→ Exercise goal:
Using the entries that follow, collect the lines where the word "para" appears.

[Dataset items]
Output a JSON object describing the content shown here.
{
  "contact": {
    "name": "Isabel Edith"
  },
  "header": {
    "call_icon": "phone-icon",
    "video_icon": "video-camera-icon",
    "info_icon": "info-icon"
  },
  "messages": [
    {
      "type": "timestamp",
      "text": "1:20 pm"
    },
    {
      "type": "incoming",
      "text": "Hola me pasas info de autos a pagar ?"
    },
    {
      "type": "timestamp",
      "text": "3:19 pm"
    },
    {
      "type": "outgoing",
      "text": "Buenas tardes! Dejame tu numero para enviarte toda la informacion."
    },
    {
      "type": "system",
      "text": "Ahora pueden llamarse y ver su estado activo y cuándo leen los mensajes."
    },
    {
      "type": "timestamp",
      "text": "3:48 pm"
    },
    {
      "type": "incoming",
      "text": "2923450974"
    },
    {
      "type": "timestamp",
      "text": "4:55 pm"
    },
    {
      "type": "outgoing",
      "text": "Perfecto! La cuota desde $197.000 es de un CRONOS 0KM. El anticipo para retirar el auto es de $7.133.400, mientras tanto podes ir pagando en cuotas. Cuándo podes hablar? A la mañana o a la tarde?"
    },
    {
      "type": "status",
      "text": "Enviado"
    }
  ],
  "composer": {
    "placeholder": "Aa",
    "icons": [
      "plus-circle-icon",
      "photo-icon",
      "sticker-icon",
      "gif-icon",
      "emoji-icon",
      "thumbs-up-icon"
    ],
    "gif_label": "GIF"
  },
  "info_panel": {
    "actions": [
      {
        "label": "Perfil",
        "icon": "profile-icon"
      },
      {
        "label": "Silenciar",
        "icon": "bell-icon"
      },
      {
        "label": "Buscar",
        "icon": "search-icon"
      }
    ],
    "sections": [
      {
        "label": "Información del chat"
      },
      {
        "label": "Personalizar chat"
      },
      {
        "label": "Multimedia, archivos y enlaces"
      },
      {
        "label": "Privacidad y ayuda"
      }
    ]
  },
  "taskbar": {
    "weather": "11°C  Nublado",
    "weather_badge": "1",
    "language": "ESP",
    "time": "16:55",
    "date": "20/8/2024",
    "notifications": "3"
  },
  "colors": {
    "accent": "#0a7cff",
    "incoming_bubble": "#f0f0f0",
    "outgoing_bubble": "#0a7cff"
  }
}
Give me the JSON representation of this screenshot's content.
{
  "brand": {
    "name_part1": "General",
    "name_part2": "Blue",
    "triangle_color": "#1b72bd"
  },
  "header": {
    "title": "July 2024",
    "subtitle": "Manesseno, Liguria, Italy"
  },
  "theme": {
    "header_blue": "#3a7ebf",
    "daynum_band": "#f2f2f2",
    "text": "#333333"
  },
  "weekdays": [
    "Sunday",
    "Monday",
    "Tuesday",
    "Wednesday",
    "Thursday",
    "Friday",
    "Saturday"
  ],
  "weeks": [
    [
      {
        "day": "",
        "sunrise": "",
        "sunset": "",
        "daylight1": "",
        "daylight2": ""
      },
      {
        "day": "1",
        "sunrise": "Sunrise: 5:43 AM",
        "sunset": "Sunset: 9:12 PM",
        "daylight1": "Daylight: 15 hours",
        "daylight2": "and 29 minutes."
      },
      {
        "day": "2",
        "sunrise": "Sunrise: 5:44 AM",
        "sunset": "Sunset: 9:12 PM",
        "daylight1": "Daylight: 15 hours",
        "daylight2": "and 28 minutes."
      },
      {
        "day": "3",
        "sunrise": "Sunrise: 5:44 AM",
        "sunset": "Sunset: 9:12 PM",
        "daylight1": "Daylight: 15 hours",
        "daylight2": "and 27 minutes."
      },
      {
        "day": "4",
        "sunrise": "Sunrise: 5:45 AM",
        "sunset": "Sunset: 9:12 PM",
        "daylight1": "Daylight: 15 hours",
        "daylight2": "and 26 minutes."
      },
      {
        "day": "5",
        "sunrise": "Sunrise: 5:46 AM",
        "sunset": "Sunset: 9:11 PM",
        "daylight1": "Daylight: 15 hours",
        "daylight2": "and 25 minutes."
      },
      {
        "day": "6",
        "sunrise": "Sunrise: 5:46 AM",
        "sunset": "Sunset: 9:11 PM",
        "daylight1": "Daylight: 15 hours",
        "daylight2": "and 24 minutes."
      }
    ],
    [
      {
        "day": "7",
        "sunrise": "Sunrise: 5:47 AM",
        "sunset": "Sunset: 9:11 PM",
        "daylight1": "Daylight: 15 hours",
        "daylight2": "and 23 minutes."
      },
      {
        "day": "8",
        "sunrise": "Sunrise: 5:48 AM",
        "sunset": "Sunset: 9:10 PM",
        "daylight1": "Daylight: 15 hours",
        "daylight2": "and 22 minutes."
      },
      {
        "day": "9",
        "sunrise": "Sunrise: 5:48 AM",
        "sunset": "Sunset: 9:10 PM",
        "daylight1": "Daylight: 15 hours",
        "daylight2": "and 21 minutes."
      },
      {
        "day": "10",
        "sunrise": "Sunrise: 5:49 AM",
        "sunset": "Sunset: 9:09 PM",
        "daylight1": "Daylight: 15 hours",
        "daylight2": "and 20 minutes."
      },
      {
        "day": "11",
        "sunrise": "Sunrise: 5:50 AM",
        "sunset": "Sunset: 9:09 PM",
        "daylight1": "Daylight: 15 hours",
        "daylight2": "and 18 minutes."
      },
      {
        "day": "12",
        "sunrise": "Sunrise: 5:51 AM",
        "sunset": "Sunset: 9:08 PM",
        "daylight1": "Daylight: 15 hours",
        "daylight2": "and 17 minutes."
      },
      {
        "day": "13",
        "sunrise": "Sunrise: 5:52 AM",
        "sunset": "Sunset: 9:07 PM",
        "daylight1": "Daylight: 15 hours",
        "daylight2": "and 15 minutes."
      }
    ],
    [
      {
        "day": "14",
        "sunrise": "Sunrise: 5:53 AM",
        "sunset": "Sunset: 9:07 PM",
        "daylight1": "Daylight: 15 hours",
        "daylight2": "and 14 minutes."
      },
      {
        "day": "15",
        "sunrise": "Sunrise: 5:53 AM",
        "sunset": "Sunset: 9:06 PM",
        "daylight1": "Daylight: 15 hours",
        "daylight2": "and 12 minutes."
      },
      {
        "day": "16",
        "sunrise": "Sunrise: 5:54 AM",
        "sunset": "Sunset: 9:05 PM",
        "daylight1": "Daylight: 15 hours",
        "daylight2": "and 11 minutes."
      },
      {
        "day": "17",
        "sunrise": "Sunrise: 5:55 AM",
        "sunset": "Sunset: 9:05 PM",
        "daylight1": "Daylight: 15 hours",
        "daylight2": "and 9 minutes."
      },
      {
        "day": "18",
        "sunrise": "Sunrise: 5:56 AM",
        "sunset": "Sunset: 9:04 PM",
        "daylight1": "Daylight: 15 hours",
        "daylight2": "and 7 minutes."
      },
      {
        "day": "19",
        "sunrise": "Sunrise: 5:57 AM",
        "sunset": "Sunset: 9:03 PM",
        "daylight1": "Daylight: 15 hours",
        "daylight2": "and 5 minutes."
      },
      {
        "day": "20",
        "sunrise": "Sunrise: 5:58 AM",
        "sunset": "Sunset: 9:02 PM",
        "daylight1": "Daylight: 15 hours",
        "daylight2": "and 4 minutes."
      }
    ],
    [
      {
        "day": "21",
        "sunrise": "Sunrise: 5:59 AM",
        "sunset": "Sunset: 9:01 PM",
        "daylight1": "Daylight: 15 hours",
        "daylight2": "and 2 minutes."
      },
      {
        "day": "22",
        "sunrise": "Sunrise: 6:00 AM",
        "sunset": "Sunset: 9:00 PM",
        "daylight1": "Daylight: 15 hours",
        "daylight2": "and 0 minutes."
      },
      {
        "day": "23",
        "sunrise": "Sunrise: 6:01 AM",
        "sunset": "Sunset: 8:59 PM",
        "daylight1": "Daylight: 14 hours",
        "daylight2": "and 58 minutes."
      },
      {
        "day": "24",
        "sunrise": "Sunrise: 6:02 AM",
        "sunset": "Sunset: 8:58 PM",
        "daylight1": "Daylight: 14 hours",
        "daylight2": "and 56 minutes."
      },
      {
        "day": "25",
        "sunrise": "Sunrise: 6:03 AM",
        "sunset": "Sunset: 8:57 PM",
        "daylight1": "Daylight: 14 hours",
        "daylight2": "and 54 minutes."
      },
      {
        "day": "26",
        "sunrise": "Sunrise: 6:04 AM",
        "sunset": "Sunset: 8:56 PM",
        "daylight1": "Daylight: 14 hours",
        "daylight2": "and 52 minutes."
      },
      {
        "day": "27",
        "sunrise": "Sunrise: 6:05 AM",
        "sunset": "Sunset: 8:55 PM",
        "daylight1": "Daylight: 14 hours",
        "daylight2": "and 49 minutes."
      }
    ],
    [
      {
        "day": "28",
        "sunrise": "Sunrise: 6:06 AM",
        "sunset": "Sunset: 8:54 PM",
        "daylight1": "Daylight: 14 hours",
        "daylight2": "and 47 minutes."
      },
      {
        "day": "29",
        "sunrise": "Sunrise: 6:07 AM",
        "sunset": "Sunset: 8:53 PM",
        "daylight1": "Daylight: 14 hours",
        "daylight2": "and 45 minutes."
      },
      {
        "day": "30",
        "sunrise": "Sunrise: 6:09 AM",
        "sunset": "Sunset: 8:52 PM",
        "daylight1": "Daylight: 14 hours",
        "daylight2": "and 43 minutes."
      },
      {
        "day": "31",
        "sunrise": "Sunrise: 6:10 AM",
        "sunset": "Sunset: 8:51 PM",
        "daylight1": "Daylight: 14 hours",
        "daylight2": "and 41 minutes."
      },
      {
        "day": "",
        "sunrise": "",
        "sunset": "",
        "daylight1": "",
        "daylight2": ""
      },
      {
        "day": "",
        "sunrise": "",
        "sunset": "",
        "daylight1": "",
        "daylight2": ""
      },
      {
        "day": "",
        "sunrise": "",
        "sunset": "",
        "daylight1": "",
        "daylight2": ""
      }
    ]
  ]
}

→ Exercise solution:
      "text": "Buenas tardes! Dejame tu numero para enviarte toda la informacion."
      "text": "Perfecto! La cuota desde $197.000 es de un CRONOS 0KM. El anticipo para retirar el auto es de $7.133.400, mientras tanto podes ir pagando en cuotas. Cuándo podes hablar? A la mañana o a la tarde?"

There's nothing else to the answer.